### BRIEF
Exactly reproduce each record listed below.

### INFORMATION GIVEN
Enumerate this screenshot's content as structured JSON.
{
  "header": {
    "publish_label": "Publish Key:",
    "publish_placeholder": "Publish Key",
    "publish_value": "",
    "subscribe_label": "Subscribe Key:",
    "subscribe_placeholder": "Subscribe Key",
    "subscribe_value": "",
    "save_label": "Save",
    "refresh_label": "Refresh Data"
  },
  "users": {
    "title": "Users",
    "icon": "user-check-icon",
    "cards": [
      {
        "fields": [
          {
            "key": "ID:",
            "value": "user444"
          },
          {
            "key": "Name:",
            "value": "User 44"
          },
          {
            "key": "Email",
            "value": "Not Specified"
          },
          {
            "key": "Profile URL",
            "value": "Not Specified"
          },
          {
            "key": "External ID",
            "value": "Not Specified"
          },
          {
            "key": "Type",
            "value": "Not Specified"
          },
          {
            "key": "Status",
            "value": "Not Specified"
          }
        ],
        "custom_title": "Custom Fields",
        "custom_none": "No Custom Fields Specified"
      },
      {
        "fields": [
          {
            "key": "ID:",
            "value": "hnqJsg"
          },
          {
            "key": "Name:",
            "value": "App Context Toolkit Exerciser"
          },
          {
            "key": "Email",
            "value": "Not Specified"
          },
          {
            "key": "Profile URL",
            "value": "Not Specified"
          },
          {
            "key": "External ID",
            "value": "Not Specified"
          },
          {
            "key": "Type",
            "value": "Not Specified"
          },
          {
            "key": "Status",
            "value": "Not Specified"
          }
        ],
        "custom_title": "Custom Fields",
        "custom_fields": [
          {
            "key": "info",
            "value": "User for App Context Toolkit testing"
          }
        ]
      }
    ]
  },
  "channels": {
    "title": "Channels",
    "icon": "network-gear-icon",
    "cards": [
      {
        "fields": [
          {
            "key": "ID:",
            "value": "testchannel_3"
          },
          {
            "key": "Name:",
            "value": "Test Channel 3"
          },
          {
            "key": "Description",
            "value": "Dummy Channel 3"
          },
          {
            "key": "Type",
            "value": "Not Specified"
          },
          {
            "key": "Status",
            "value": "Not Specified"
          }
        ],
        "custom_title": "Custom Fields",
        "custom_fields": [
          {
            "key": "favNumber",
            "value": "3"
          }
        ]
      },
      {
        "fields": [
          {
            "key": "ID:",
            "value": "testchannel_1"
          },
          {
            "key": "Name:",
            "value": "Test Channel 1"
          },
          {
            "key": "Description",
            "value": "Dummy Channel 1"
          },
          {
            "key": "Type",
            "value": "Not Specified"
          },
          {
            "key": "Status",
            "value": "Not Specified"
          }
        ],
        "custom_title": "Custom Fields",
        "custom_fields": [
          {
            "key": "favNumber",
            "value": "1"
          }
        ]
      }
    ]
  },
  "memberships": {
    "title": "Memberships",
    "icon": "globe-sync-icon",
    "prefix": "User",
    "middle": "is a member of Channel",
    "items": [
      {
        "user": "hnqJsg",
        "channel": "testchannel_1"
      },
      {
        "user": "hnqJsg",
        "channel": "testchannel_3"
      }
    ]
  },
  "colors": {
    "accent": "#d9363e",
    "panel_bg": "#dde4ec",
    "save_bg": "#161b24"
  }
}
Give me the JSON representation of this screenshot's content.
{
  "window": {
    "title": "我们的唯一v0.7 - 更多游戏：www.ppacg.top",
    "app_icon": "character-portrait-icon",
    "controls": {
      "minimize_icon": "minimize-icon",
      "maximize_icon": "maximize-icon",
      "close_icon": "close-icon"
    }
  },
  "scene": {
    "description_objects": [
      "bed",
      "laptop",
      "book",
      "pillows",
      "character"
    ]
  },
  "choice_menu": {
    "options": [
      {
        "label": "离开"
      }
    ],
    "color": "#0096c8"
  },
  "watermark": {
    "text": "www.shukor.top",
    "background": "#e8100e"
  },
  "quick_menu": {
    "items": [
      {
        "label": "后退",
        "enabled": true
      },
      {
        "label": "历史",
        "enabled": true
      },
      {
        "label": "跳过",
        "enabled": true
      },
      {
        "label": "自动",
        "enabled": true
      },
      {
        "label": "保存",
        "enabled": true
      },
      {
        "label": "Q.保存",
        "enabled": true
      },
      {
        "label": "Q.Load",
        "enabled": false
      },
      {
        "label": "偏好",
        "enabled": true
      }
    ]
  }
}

### RESPONSE TO THIS TASK
Enumerate this screenshot's content as structured JSON.
{
  "header": {
    "publish_label": "Publish Key:",
    "publish_placeholder": "Publish Key",
    "publish_value": "",
    "subscribe_label": "Subscribe Key:",
    "subscribe_placeholder": "Subscribe Key",
    "subscribe_value": "",
    "save_label": "Save",
    "refresh_label": "Refresh Data"
  },
  "users": {
    "title": "Users",
    "icon": "user-check-icon",
    "cards": [
      {
        "fields": [
          {
            "key": "ID:",
            "value": "user444"
          },
          {
            "key": "Name:",
            "value": "User 44"
          },
          {
            "key": "Email",
            "value": "Not Specified"
          },
          {
            "key": "Profile URL",
            "value": "Not Specified"
          },
          {
            "key": "External ID",
            "value": "Not Specified"
          },
          {
            "key": "Type",
            "value": "Not Specified"
          },
          {
            "key": "Status",
            "value": "Not Specified"
          }
        ],
        "custom_title": "Custom Fields",
        "custom_none": "No Custom Fields Specified"
      },
      {
        "fields": [
          {
            "key": "ID:",
            "value": "hnqJsg"
          },
          {
            "key": "Name:",
            "value": "App Context Toolkit Exerciser"
          },
          {
            "key": "Email",
            "value": "Not Specified"
          },
          {
            "key": "Profile URL",
            "value": "Not Specified"
          },
          {
            "key": "External ID",
            "value": "Not Specified"
          },
          {
            "key": "Type",
            "value": "Not Specified"
          },
          {
            "key": "Status",
            "value": "Not Specified"
          }
        ],
        "custom_title": "Custom Fields",
        "custom_fields": [
          {
            "key": "info",
            "value": "User for App Context Toolkit testing"
          }
        ]
      }
    ]
  },
  "channels": {
    "title": "Channels",
    "icon": "network-gear-icon",
    "cards": [
      {
        "fields": [
          {
            "key": "ID:",
            "value": "testchannel_3"
          },
          {
            "key": "Name:",
            "value": "Test Channel 3"
          },
          {
            "key": "Description",
            "value": "Dummy Channel 3"
          },
          {
            "key": "Type",
            "value": "Not Specified"
          },
          {
            "key": "Status",
            "value": "Not Specified"
          }
        ],
        "custom_title": "Custom Fields",
        "custom_fields": [
          {
            "key": "favNumber",
            "value": "3"
          }
        ]
      },
      {
        "fields": [
          {
            "key": "ID:",
            "value": "testchannel_1"
          },
          {
            "key": "Name:",
            "value": "Test Channel 1"
          },
          {
            "key": "Description",
            "value": "Dummy Channel 1"
          },
          {
            "key": "Type",
            "value": "Not Specified"
          },
          {
            "key": "Status",
            "value": "Not Specified"
          }
        ],
        "custom_title": "Custom Fields",
        "custom_fields": [
          {
            "key": "favNumber",
            "value": "1"
          }
        ]
      }
    ]
  },
  "memberships": {
    "title": "Memberships",
    "icon": "globe-sync-icon",
    "prefix": "User",
    "middle": "is a member of Channel",
    "items": [
      {
        "user": "hnqJsg",
        "channel": "testchannel_1"
      },
      {
        "user": "hnqJsg",
        "channel": "testchannel_3"
      }
    ]
  },
  "colors": {
    "accent": "#d9363e",
    "panel_bg": "#dde4ec",
    "save_bg": "#161b24"
  }
}
Give me the JSON representation of this screenshot's content.
{
  "window": {
    "title": "我们的唯一v0.7 - 更多游戏：www.ppacg.top",
    "app_icon": "character-portrait-icon",
    "controls": {
      "minimize_icon": "minimize-icon",
      "maximize_icon": "maximize-icon",
      "close_icon": "close-icon"
    }
  },
  "scene": {
    "description_objects": [
      "bed",
      "laptop",
      "book",
      "pillows",
      "character"
    ]
  },
  "choice_menu": {
    "options": [
      {
        "label": "离开"
      }
    ],
    "color": "#0096c8"
  },
  "watermark": {
    "text": "www.shukor.top",
    "background": "#e8100e"
  },
  "quick_menu": {
    "items": [
      {
        "label": "后退",
        "enabled": true
      },
      {
        "label": "历史",
        "enabled": true
      },
      {
        "label": "跳过",
        "enabled": true
      },
      {
        "label": "自动",
        "enabled": true
      },
      {
        "label": "保存",
        "enabled": true
      },
      {
        "label": "Q.保存",
        "enabled": true
      },
      {
        "label": "Q.Load",
        "enabled": false
      },
      {
        "label": "偏好",
        "enabled": true
      }
    ]
  }
}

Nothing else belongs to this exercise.